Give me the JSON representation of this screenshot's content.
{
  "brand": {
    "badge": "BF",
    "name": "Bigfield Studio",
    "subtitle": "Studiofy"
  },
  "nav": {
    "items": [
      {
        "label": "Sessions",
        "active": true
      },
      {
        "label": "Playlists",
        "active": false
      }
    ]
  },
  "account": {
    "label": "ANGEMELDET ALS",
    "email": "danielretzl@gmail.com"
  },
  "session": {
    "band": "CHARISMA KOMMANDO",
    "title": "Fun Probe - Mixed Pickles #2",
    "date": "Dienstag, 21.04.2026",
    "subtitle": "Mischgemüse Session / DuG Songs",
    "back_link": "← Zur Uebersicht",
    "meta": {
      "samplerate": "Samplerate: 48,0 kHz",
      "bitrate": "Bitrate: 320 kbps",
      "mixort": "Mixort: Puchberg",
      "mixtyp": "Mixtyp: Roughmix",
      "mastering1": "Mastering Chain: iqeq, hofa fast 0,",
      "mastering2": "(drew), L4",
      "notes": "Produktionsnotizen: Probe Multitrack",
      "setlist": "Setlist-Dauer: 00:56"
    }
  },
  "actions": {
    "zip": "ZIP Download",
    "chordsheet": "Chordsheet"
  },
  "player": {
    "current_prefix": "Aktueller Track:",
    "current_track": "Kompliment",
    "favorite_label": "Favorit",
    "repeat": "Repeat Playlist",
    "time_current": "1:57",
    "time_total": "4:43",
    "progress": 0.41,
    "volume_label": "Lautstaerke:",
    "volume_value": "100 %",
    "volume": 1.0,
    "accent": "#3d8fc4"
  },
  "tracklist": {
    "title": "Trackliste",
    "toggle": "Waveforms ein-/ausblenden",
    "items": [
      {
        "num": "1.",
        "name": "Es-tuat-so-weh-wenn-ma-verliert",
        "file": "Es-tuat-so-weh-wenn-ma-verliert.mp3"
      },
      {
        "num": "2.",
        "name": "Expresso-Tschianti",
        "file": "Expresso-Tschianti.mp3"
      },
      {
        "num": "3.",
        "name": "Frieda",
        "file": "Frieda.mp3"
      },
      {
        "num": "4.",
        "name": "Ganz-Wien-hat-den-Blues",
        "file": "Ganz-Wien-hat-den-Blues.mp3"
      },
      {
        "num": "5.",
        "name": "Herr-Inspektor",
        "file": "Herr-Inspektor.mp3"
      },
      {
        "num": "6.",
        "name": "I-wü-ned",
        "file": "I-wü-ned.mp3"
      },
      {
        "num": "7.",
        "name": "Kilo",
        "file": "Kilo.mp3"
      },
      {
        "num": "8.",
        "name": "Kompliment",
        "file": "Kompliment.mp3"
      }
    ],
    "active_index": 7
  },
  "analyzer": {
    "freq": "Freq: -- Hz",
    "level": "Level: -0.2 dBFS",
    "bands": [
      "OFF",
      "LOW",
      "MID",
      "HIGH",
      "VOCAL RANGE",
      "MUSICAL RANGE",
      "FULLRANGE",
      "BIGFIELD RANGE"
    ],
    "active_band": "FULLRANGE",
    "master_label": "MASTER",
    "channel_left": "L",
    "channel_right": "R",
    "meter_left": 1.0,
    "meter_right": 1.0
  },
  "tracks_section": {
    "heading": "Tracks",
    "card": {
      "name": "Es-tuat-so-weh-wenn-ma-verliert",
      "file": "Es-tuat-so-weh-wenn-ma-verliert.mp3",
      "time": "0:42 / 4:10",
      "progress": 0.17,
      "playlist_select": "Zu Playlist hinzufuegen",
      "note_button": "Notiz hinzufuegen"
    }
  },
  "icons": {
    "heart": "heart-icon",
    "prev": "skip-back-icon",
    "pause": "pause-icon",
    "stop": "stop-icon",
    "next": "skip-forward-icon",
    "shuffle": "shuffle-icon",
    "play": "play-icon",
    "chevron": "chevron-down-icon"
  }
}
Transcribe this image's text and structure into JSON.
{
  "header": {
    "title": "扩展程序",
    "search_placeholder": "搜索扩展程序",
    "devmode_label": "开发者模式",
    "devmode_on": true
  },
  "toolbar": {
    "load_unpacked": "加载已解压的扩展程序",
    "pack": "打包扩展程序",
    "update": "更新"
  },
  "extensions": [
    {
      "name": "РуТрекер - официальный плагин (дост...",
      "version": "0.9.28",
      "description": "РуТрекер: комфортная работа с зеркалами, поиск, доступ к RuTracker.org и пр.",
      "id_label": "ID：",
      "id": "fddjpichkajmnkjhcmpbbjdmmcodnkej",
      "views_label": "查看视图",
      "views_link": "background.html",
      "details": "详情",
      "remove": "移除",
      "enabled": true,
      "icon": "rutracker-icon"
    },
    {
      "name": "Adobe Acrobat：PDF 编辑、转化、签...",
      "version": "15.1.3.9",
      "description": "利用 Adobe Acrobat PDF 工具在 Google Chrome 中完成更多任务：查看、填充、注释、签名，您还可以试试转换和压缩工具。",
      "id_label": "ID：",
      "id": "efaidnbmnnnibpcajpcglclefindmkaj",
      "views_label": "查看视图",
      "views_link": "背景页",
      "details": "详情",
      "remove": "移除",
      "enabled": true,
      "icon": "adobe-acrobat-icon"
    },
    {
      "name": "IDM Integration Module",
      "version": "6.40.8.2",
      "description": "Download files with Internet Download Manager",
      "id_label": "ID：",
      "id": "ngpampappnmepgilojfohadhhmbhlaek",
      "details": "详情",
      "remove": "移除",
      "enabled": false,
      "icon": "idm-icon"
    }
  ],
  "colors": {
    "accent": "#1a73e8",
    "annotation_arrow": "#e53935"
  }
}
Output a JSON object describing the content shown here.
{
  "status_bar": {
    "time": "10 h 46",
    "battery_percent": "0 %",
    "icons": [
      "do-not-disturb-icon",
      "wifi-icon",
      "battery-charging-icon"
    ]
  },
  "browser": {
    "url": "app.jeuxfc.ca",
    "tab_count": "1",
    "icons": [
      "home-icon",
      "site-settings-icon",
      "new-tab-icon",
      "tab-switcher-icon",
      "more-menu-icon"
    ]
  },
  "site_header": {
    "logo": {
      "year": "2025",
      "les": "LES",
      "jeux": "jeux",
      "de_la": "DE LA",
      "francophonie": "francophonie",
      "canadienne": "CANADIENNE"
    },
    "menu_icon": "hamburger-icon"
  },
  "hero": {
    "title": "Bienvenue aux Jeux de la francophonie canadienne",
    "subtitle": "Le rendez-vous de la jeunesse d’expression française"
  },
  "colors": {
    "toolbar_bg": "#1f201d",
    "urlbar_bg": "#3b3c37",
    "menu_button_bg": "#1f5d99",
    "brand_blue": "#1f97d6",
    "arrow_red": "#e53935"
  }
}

§ **Problem requirements**: Among the records above, how many lines carry the string "hinzufuegen"? Reply with the number alone.

§ **Task solution**: 2